QUÉ SE PIDE: ¿Puedes extraer, sin alterar nada, todo lo que va desde el comienzo de los datos hasta la línea que contiene "- responsable-1: Talento Humano: [602, 673, 675, 684]", ambas incluidas?

DATOS DEL CONJUNTO:
#####
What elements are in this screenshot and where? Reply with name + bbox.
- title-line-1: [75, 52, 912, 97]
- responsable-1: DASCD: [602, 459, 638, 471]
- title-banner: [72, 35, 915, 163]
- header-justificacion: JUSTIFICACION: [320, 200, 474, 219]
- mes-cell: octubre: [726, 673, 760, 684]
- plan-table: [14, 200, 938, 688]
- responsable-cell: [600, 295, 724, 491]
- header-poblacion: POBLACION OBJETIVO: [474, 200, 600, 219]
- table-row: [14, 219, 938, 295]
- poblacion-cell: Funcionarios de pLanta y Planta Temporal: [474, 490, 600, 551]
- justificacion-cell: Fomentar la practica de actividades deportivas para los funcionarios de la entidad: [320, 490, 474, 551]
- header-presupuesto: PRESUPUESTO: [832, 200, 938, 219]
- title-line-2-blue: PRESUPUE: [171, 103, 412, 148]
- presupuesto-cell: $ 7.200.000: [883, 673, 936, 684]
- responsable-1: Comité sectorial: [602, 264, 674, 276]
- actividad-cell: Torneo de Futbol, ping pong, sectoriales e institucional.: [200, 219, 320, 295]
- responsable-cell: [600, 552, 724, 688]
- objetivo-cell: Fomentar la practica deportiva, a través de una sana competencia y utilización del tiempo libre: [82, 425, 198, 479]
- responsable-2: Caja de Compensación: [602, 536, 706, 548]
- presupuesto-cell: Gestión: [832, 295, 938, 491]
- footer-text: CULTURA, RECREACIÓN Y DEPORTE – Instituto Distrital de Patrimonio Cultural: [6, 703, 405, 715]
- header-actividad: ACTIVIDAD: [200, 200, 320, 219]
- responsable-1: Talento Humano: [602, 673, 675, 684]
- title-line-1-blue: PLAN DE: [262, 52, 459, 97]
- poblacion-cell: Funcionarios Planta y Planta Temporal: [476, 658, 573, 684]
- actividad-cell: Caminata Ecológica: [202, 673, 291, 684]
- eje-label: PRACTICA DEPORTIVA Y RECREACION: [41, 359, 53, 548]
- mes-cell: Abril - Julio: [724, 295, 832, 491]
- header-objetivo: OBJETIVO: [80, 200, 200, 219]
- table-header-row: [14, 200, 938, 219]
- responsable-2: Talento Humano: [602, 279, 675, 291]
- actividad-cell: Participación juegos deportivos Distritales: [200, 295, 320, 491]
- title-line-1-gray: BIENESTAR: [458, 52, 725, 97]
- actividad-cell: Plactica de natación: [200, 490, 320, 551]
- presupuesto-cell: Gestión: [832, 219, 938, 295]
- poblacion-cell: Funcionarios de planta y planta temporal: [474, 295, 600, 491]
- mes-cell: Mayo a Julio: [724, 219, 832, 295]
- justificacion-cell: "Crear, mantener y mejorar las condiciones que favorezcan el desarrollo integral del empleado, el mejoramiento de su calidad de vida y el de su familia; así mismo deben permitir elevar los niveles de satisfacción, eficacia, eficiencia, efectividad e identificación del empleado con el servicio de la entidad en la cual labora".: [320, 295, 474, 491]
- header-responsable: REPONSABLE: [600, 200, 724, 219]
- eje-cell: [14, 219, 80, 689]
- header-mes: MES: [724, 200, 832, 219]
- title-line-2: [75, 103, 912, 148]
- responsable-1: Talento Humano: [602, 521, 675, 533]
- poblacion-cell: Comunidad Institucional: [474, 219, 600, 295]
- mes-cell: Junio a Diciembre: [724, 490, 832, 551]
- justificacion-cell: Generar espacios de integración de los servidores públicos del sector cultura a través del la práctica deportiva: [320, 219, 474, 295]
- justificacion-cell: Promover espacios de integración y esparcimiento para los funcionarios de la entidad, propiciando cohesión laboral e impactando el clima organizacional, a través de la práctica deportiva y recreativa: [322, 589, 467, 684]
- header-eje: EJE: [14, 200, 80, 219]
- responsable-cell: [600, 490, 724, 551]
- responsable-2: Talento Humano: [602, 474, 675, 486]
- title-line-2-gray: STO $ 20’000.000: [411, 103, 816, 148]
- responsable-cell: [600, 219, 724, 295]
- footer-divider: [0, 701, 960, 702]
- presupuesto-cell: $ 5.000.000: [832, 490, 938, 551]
#####
RESULTADO DEL EJERCICIO:
What elements are in this screenshot and where? Reply with name + bbox.
- title-line-1: [75, 52, 912, 97]
- responsable-1: DASCD: [602, 459, 638, 471]
- title-banner: [72, 35, 915, 163]
- header-justificacion: JUSTIFICACION: [320, 200, 474, 219]
- mes-cell: octubre: [726, 673, 760, 684]
- plan-table: [14, 200, 938, 688]
- responsable-cell: [600, 295, 724, 491]
- header-poblacion: POBLACION OBJETIVO: [474, 200, 600, 219]
- table-row: [14, 219, 938, 295]
- poblacion-cell: Funcionarios de pLanta y Planta Temporal: [474, 490, 600, 551]
- justificacion-cell: Fomentar la practica de actividades deportivas para los funcionarios de la entidad: [320, 490, 474, 551]
- header-presupuesto: PRESUPUESTO: [832, 200, 938, 219]
- title-line-2-blue: PRESUPUE: [171, 103, 412, 148]
- presupuesto-cell: $ 7.200.000: [883, 673, 936, 684]
- responsable-1: Comité sectorial: [602, 264, 674, 276]
- actividad-cell: Torneo de Futbol, ping pong, sectoriales e institucional.: [200, 219, 320, 295]
- responsable-cell: [600, 552, 724, 688]
- objetivo-cell: Fomentar la practica deportiva, a través de una sana competencia y utilización del tiempo libre: [82, 425, 198, 479]
- responsable-2: Caja de Compensación: [602, 536, 706, 548]
- presupuesto-cell: Gestión: [832, 295, 938, 491]
- footer-text: CULTURA, RECREACIÓN Y DEPORTE – Instituto Distrital de Patrimonio Cultural: [6, 703, 405, 715]
- header-actividad: ACTIVIDAD: [200, 200, 320, 219]
- responsable-1: Talento Humano: [602, 673, 675, 684]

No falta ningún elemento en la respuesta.